— START OF Available data —

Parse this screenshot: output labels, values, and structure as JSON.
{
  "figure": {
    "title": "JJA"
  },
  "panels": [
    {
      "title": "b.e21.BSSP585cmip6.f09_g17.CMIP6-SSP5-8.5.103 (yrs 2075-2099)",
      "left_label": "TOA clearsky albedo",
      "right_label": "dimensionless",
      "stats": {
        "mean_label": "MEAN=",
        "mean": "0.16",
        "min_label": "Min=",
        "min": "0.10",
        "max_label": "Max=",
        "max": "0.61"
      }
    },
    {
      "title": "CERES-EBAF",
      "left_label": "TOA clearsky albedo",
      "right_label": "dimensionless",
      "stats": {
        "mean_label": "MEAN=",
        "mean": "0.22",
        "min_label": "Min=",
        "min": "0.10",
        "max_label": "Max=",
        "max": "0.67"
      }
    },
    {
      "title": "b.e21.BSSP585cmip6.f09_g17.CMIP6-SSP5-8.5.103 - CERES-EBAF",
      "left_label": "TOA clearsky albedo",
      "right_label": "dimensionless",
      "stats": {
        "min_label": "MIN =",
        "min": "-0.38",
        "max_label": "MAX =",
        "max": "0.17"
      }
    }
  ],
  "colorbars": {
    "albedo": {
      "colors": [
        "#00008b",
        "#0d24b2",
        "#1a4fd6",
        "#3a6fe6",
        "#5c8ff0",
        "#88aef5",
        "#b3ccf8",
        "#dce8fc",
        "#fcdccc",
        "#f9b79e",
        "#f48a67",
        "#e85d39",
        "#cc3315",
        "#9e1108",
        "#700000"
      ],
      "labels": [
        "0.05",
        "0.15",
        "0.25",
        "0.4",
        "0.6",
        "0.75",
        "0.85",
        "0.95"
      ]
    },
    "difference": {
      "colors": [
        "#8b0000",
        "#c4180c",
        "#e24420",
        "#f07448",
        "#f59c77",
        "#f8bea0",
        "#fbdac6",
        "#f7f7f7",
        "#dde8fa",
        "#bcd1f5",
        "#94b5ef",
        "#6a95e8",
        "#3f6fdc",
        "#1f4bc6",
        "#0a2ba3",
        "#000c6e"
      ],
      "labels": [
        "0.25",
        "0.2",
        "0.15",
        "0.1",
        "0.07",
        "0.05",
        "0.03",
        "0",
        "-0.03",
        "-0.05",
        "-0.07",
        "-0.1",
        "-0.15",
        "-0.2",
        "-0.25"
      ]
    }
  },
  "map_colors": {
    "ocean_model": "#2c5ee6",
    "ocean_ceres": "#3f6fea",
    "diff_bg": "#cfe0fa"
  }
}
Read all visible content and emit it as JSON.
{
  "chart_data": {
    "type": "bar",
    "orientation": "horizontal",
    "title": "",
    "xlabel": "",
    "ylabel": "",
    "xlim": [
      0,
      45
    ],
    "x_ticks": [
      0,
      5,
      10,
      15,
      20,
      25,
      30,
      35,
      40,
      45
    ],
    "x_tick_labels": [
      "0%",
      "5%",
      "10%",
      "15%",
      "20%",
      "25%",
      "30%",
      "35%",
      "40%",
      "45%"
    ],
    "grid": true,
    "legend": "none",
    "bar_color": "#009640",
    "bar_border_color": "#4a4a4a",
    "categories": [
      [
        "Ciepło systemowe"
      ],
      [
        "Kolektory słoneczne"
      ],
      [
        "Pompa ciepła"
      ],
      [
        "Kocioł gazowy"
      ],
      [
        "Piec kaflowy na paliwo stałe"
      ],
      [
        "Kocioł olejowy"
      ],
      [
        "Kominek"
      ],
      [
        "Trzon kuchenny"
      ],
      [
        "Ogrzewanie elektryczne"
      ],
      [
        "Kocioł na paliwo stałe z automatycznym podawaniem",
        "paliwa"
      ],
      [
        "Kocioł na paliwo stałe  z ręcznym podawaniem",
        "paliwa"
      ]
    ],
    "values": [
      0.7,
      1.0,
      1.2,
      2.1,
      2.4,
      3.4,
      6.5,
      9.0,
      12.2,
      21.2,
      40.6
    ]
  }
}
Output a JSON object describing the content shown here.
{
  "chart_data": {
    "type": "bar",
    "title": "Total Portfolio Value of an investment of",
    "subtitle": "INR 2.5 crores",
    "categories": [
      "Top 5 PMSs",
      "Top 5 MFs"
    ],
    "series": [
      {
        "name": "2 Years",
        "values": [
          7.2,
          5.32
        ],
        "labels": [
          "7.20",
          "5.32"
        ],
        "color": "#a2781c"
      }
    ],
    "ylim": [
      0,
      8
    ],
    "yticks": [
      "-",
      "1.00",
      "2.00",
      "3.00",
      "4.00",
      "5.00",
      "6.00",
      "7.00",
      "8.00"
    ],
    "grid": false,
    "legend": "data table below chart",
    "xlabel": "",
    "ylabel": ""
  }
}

— END OF Available data —

• **Given exercise**: Your task is to transcribe the listing above in full, exactly as given.

• **Solution for this problem**:
Parse this screenshot: output labels, values, and structure as JSON.
{
  "figure": {
    "title": "JJA"
  },
  "panels": [
    {
      "title": "b.e21.BSSP585cmip6.f09_g17.CMIP6-SSP5-8.5.103 (yrs 2075-2099)",
      "left_label": "TOA clearsky albedo",
      "right_label": "dimensionless",
      "stats": {
        "mean_label": "MEAN=",
        "mean": "0.16",
        "min_label": "Min=",
        "min": "0.10",
        "max_label": "Max=",
        "max": "0.61"
      }
    },
    {
      "title": "CERES-EBAF",
      "left_label": "TOA clearsky albedo",
      "right_label": "dimensionless",
      "stats": {
        "mean_label": "MEAN=",
        "mean": "0.22",
        "min_label": "Min=",
        "min": "0.10",
        "max_label": "Max=",
        "max": "0.67"
      }
    },
    {
      "title": "b.e21.BSSP585cmip6.f09_g17.CMIP6-SSP5-8.5.103 - CERES-EBAF",
      "left_label": "TOA clearsky albedo",
      "right_label": "dimensionless",
      "stats": {
        "min_label": "MIN =",
        "min": "-0.38",
        "max_label": "MAX =",
        "max": "0.17"
      }
    }
  ],
  "colorbars": {
    "albedo": {
      "colors": [
        "#00008b",
        "#0d24b2",
        "#1a4fd6",
        "#3a6fe6",
        "#5c8ff0",
        "#88aef5",
        "#b3ccf8",
        "#dce8fc",
        "#fcdccc",
        "#f9b79e",
        "#f48a67",
        "#e85d39",
        "#cc3315",
        "#9e1108",
        "#700000"
      ],
      "labels": [
        "0.05",
        "0.15",
        "0.25",
        "0.4",
        "0.6",
        "0.75",
        "0.85",
        "0.95"
      ]
    },
    "difference": {
      "colors": [
        "#8b0000",
        "#c4180c",
        "#e24420",
        "#f07448",
        "#f59c77",
        "#f8bea0",
        "#fbdac6",
        "#f7f7f7",
        "#dde8fa",
        "#bcd1f5",
        "#94b5ef",
        "#6a95e8",
        "#3f6fdc",
        "#1f4bc6",
        "#0a2ba3",
        "#000c6e"
      ],
      "labels": [
        "0.25",
        "0.2",
        "0.15",
        "0.1",
        "0.07",
        "0.05",
        "0.03",
        "0",
        "-0.03",
        "-0.05",
        "-0.07",
        "-0.1",
        "-0.15",
        "-0.2",
        "-0.25"
      ]
    }
  },
  "map_colors": {
    "ocean_model": "#2c5ee6",
    "ocean_ceres": "#3f6fea",
    "diff_bg": "#cfe0fa"
  }
}
Read all visible content and emit it as JSON.
{
  "chart_data": {
    "type": "bar",
    "orientation": "horizontal",
    "title": "",
    "xlabel": "",
    "ylabel": "",
    "xlim": [
      0,
      45
    ],
    "x_ticks": [
      0,
      5,
      10,
      15,
      20,
      25,
      30,
      35,
      40,
      45
    ],
    "x_tick_labels": [
      "0%",
      "5%",
      "10%",
      "15%",
      "20%",
      "25%",
      "30%",
      "35%",
      "40%",
      "45%"
    ],
    "grid": true,
    "legend": "none",
    "bar_color": "#009640",
    "bar_border_color": "#4a4a4a",
    "categories": [
      [
        "Ciepło systemowe"
      ],
      [
        "Kolektory słoneczne"
      ],
      [
        "Pompa ciepła"
      ],
      [
        "Kocioł gazowy"
      ],
      [
        "Piec kaflowy na paliwo stałe"
      ],
      [
        "Kocioł olejowy"
      ],
      [
        "Kominek"
      ],
      [
        "Trzon kuchenny"
      ],
      [
        "Ogrzewanie elektryczne"
      ],
      [
        "Kocioł na paliwo stałe z automatycznym podawaniem",
        "paliwa"
      ],
      [
        "Kocioł na paliwo stałe  z ręcznym podawaniem",
        "paliwa"
      ]
    ],
    "values": [
      0.7,
      1.0,
      1.2,
      2.1,
      2.4,
      3.4,
      6.5,
      9.0,
      12.2,
      21.2,
      40.6
    ]
  }
}
Output a JSON object describing the content shown here.
{
  "chart_data": {
    "type": "bar",
    "title": "Total Portfolio Value of an investment of",
    "subtitle": "INR 2.5 crores",
    "categories": [
      "Top 5 PMSs",
      "Top 5 MFs"
    ],
    "series": [
      {
        "name": "2 Years",
        "values": [
          7.2,
          5.32
        ],
        "labels": [
          "7.20",
          "5.32"
        ],
        "color": "#a2781c"
      }
    ],
    "ylim": [
      0,
      8
    ],
    "yticks": [
      "-",
      "1.00",
      "2.00",
      "3.00",
      "4.00",
      "5.00",
      "6.00",
      "7.00",
      "8.00"
    ],
    "grid": false,
    "legend": "data table below chart",
    "xlabel": "",
    "ylabel": ""
  }
}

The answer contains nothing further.